*DATA FOR THE TASK*.
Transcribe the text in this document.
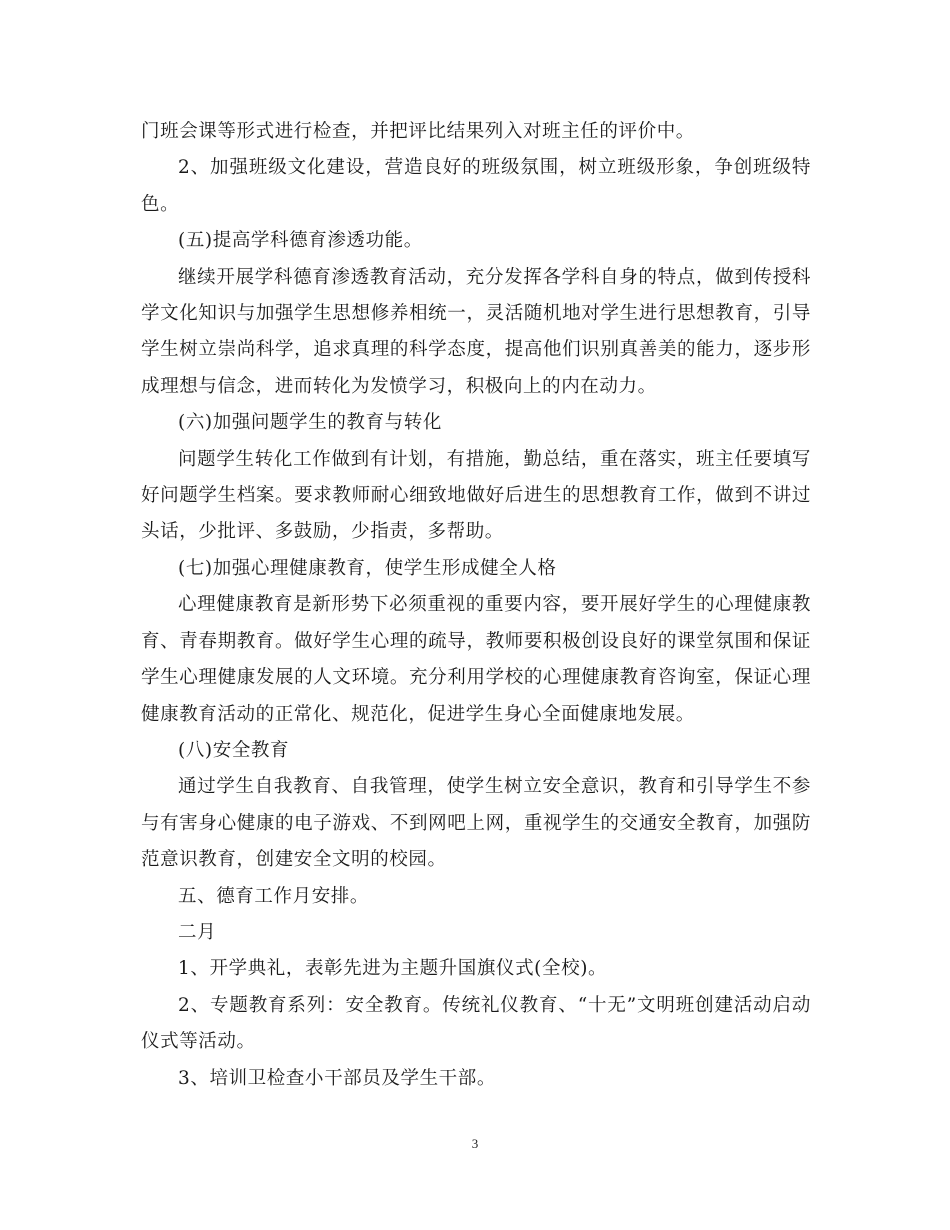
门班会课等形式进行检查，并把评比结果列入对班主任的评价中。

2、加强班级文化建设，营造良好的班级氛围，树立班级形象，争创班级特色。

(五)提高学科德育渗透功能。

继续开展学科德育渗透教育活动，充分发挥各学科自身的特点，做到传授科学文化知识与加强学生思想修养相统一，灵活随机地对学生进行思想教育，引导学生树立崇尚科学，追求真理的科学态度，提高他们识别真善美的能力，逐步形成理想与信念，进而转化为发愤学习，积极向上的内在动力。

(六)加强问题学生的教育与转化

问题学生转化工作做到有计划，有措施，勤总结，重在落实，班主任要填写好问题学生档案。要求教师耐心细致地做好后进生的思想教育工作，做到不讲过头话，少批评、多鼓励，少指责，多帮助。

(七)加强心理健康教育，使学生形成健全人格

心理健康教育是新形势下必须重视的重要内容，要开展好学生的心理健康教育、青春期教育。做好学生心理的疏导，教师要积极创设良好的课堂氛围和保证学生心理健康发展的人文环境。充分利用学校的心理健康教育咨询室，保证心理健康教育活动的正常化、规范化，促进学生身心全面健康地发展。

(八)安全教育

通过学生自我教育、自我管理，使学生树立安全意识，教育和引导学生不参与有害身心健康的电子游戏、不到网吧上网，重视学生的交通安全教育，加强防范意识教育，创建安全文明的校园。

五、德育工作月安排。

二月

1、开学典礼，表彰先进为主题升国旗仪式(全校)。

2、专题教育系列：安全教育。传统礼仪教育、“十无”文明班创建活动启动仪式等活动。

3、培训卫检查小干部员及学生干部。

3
* * *
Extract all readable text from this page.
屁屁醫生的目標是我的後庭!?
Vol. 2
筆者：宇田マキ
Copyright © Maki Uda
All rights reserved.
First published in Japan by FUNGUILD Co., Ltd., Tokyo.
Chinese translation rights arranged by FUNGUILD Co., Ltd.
...
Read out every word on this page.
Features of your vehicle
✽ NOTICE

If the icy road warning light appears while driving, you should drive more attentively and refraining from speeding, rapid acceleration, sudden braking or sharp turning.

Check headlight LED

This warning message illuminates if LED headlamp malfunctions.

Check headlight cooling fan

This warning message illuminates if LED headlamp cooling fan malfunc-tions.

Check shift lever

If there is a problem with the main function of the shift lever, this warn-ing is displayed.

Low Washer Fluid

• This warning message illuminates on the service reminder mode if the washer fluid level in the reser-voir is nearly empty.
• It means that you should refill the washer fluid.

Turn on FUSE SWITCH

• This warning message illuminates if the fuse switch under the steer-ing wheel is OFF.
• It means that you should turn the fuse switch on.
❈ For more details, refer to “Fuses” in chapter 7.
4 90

*WHAT YOU SHOULD DO*. In the entries above, find each line with the word "more" and copy it.

*EXERCISE ANSWER*.
If the icy road warning light appears while driving, you should drive more attentively and refraining from speeding, rapid acceleration, sudden braking or sharp turning.
❈ For more details, refer to “Fuses” in chapter 7.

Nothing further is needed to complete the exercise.